**The task**
Pull out every line of the listing below where "coin" appears.

**Extracted records**

□ □ □

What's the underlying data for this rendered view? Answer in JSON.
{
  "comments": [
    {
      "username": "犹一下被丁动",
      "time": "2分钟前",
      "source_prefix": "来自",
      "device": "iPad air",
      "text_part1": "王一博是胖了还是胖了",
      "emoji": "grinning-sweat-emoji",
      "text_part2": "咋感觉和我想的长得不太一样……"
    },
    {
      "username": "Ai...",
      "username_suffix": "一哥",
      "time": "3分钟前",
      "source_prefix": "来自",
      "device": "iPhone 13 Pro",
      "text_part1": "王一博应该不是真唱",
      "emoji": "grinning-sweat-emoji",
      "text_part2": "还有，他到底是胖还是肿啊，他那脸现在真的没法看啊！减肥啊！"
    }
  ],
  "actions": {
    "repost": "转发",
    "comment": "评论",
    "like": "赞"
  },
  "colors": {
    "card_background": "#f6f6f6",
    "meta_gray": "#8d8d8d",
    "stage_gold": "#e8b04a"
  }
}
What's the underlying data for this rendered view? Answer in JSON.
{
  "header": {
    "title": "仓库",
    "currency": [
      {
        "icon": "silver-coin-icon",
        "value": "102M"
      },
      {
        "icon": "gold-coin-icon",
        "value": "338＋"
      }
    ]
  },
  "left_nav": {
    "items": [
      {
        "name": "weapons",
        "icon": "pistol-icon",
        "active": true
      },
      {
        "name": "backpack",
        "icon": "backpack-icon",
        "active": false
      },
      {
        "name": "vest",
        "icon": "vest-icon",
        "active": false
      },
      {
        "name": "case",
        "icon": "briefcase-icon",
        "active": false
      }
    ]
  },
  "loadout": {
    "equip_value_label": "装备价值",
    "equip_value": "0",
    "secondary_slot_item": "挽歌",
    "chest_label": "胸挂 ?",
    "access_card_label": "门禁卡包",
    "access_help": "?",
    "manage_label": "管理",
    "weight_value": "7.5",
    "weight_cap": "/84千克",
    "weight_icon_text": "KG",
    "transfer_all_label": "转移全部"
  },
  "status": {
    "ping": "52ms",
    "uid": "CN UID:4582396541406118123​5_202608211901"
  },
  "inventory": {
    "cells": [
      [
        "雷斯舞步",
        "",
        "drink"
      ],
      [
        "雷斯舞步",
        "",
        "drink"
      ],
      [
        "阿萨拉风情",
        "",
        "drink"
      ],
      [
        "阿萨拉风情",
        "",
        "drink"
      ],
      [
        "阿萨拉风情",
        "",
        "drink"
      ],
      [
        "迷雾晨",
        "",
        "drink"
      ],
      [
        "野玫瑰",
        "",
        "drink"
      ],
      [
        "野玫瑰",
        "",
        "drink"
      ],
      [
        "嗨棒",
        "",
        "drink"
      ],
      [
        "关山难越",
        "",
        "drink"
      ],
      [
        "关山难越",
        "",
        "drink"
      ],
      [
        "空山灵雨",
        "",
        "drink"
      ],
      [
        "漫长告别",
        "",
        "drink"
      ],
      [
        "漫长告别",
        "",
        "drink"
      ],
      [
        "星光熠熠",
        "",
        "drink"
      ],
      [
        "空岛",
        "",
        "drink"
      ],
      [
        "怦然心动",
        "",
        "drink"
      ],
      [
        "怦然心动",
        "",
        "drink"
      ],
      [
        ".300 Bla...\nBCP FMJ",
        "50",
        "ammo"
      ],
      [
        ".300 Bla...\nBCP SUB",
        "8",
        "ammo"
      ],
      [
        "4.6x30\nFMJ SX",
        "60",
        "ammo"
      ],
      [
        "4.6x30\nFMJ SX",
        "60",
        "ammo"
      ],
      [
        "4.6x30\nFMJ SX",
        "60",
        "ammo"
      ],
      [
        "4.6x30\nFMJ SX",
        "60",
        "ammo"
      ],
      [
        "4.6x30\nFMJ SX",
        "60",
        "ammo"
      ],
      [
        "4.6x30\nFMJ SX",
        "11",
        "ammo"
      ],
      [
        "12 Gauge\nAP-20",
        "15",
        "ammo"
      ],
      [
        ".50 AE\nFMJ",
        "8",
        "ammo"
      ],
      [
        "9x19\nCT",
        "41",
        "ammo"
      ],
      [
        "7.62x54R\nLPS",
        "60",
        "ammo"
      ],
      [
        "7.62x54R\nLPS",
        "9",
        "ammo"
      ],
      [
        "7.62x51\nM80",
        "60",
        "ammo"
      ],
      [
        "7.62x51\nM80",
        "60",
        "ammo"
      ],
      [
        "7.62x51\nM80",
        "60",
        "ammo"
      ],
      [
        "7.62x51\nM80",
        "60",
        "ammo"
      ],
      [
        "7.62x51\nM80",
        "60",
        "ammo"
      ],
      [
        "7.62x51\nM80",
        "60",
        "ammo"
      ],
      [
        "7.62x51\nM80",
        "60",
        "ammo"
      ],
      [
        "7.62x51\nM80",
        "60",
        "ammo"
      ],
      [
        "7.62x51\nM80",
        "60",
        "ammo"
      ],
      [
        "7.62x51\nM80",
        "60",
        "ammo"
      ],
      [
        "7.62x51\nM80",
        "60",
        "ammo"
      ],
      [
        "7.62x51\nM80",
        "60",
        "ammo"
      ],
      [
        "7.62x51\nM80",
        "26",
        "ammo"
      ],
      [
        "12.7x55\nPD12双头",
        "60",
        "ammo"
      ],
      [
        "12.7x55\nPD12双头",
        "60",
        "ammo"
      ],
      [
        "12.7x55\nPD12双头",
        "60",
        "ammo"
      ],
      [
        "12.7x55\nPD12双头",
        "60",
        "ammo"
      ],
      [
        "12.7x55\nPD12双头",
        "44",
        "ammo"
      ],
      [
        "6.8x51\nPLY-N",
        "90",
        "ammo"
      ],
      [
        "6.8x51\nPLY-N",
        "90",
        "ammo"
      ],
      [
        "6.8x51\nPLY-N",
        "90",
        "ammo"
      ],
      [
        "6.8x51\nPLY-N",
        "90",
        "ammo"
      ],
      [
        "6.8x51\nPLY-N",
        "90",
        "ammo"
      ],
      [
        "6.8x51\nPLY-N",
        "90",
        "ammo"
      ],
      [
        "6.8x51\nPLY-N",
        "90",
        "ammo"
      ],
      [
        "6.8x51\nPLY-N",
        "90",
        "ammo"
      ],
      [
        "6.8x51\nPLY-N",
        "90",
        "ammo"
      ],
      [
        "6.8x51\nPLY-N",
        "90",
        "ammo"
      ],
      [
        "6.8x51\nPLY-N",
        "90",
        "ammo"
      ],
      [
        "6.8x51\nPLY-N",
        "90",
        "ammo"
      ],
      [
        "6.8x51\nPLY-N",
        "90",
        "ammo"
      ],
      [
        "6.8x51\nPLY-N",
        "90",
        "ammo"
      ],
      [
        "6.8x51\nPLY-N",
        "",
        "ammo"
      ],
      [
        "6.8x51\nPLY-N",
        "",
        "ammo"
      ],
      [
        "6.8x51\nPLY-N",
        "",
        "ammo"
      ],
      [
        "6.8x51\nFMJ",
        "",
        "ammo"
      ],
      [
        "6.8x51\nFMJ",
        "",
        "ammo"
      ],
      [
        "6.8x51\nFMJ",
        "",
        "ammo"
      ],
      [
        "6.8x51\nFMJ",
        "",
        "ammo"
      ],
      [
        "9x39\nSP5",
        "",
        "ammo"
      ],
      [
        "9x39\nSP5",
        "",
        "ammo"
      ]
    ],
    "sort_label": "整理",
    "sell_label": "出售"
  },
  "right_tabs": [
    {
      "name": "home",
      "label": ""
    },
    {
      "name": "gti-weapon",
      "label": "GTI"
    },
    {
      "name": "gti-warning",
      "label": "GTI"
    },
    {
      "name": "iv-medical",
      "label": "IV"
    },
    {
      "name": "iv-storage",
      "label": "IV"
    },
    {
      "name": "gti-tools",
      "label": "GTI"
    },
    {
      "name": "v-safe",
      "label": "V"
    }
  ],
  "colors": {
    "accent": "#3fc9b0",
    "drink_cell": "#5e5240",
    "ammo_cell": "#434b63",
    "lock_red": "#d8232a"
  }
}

□ □ □

**Final result**
        "icon": "silver-coin-icon",
        "icon": "gold-coin-icon",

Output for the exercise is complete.